-- START TASK INPUTS --

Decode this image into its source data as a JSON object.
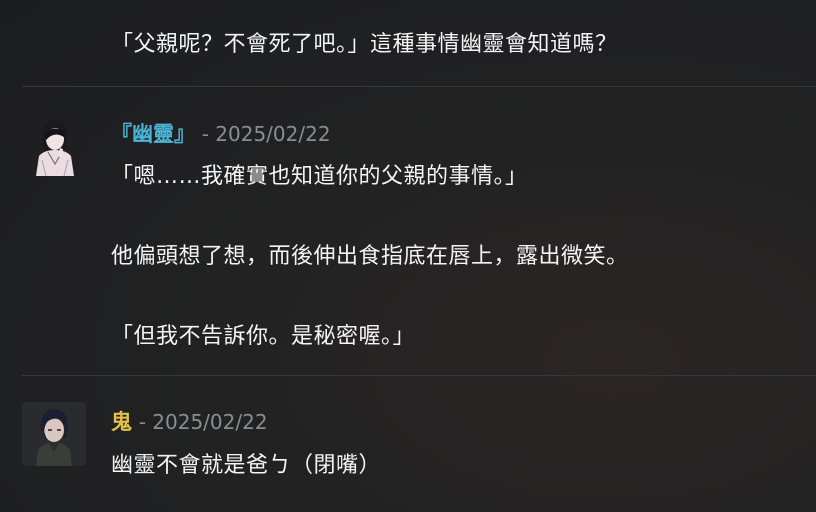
{
  "messages": [
    {
      "continued_line": "「父親呢？不會死了吧。」這種事情幽靈會知道嗎？"
    },
    {
      "author": "『幽靈』",
      "author_color": "#4ab3d6",
      "date_sep": "- ",
      "date": "2025/02/22",
      "avatar_icon": "ghost-character-avatar",
      "lines": [
        "「嗯……我確實也知道你的父親的事情。」",
        "他偏頭想了想，而後伸出食指底在唇上，露出微笑。",
        "「但我不告訴你。是秘密喔。」"
      ]
    },
    {
      "author": "鬼",
      "author_color": "#e3c04d",
      "date_sep": "- ",
      "date": "2025/02/22",
      "avatar_icon": "oni-character-avatar",
      "lines": [
        "幽靈不會就是爸ㄅ（閉嘴）"
      ]
    }
  ]
}
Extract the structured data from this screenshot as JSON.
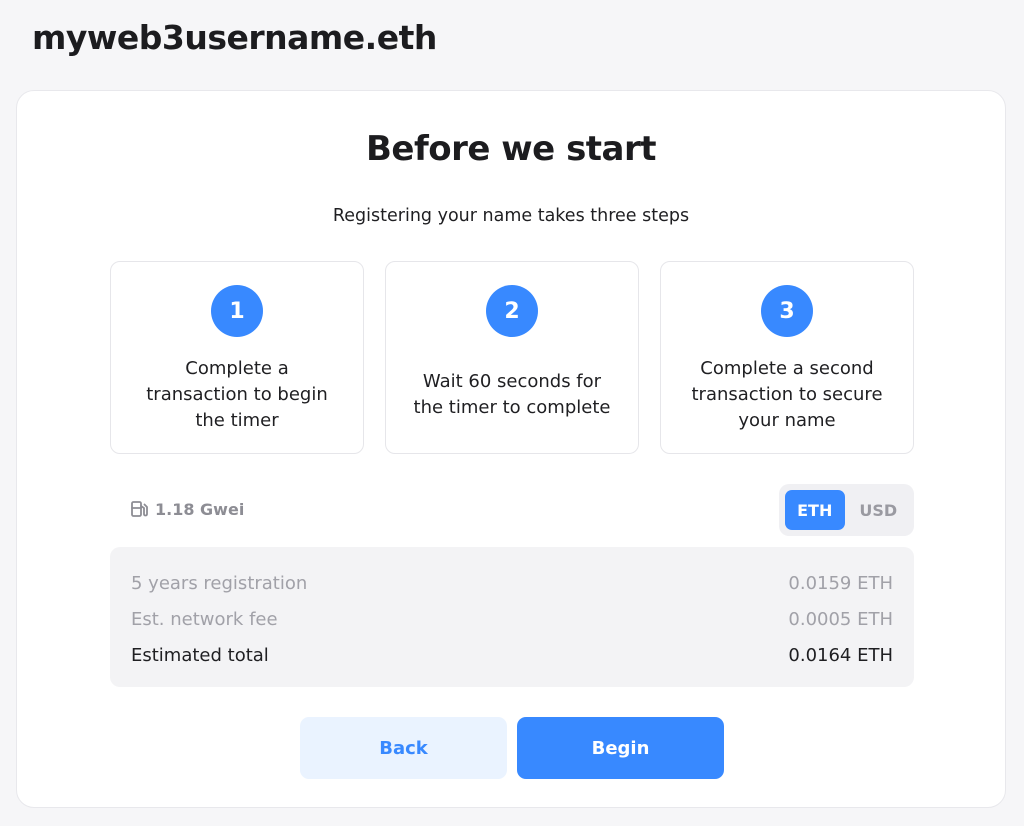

-- END TASK INPUTS --

» **EXERCISE DESCRIPTION**: Find and count the lines of the data that include the string "JSON", and report that figure by itself.

» **ANSWER FOR THIS EXERCISE**: 2